RECORD EXCERPTS:
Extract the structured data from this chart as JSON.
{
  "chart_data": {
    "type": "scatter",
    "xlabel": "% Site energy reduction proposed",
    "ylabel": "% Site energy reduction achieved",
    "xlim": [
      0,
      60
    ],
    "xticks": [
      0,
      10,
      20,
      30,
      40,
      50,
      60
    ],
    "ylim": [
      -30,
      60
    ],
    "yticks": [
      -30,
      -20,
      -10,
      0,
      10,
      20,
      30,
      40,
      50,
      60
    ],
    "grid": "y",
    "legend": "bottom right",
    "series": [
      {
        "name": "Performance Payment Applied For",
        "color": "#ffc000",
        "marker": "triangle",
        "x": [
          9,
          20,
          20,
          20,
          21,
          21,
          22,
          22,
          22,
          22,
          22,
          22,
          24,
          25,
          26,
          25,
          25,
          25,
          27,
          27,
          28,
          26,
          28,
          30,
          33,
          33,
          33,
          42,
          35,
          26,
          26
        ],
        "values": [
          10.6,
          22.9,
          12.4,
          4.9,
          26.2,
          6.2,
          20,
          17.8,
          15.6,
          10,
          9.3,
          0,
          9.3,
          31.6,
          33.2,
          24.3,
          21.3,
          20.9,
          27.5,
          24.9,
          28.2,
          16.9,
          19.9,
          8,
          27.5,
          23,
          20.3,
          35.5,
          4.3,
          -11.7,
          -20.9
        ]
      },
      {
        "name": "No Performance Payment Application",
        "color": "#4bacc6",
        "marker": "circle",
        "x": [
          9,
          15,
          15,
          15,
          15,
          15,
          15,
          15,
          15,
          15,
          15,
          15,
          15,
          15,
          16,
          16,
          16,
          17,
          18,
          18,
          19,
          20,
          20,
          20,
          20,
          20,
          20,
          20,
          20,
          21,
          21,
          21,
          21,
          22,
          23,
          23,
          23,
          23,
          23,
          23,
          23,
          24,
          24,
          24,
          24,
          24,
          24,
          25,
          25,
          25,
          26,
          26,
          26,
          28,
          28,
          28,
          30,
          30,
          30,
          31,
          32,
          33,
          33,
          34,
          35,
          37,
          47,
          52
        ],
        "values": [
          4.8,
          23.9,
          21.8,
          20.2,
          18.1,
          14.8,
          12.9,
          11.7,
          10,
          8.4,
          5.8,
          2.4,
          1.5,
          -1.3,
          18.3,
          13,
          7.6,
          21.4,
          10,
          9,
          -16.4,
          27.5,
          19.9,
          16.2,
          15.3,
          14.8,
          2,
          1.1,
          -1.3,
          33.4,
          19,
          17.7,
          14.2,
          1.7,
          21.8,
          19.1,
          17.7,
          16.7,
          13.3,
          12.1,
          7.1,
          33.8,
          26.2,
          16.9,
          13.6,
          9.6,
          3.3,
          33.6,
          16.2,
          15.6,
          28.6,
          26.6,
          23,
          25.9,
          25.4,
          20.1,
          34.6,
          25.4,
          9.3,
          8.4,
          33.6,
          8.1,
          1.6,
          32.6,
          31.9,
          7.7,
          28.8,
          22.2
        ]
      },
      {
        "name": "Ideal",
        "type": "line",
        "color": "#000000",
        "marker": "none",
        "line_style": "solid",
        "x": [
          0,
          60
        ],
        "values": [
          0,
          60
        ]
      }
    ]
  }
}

TASK TO CARRY OUT:
Quote each line of the data above exactly as written.

FINAL ANSWER:
Extract the structured data from this chart as JSON.
{
  "chart_data": {
    "type": "scatter",
    "xlabel": "% Site energy reduction proposed",
    "ylabel": "% Site energy reduction achieved",
    "xlim": [
      0,
      60
    ],
    "xticks": [
      0,
      10,
      20,
      30,
      40,
      50,
      60
    ],
    "ylim": [
      -30,
      60
    ],
    "yticks": [
      -30,
      -20,
      -10,
      0,
      10,
      20,
      30,
      40,
      50,
      60
    ],
    "grid": "y",
    "legend": "bottom right",
    "series": [
      {
        "name": "Performance Payment Applied For",
        "color": "#ffc000",
        "marker": "triangle",
        "x": [
          9,
          20,
          20,
          20,
          21,
          21,
          22,
          22,
          22,
          22,
          22,
          22,
          24,
          25,
          26,
          25,
          25,
          25,
          27,
          27,
          28,
          26,
          28,
          30,
          33,
          33,
          33,
          42,
          35,
          26,
          26
        ],
        "values": [
          10.6,
          22.9,
          12.4,
          4.9,
          26.2,
          6.2,
          20,
          17.8,
          15.6,
          10,
          9.3,
          0,
          9.3,
          31.6,
          33.2,
          24.3,
          21.3,
          20.9,
          27.5,
          24.9,
          28.2,
          16.9,
          19.9,
          8,
          27.5,
          23,
          20.3,
          35.5,
          4.3,
          -11.7,
          -20.9
        ]
      },
      {
        "name": "No Performance Payment Application",
        "color": "#4bacc6",
        "marker": "circle",
        "x": [
          9,
          15,
          15,
          15,
          15,
          15,
          15,
          15,
          15,
          15,
          15,
          15,
          15,
          15,
          16,
          16,
          16,
          17,
          18,
          18,
          19,
          20,
          20,
          20,
          20,
          20,
          20,
          20,
          20,
          21,
          21,
          21,
          21,
          22,
          23,
          23,
          23,
          23,
          23,
          23,
          23,
          24,
          24,
          24,
          24,
          24,
          24,
          25,
          25,
          25,
          26,
          26,
          26,
          28,
          28,
          28,
          30,
          30,
          30,
          31,
          32,
          33,
          33,
          34,
          35,
          37,
          47,
          52
        ],
        "values": [
          4.8,
          23.9,
          21.8,
          20.2,
          18.1,
          14.8,
          12.9,
          11.7,
          10,
          8.4,
          5.8,
          2.4,
          1.5,
          -1.3,
          18.3,
          13,
          7.6,
          21.4,
          10,
          9,
          -16.4,
          27.5,
          19.9,
          16.2,
          15.3,
          14.8,
          2,
          1.1,
          -1.3,
          33.4,
          19,
          17.7,
          14.2,
          1.7,
          21.8,
          19.1,
          17.7,
          16.7,
          13.3,
          12.1,
          7.1,
          33.8,
          26.2,
          16.9,
          13.6,
          9.6,
          3.3,
          33.6,
          16.2,
          15.6,
          28.6,
          26.6,
          23,
          25.9,
          25.4,
          20.1,
          34.6,
          25.4,
          9.3,
          8.4,
          33.6,
          8.1,
          1.6,
          32.6,
          31.9,
          7.7,
          28.8,
          22.2
        ]
      },
      {
        "name": "Ideal",
        "type": "line",
        "color": "#000000",
        "marker": "none",
        "line_style": "solid",
        "x": [
          0,
          60
        ],
        "values": [
          0,
          60
        ]
      }
    ]
  }
}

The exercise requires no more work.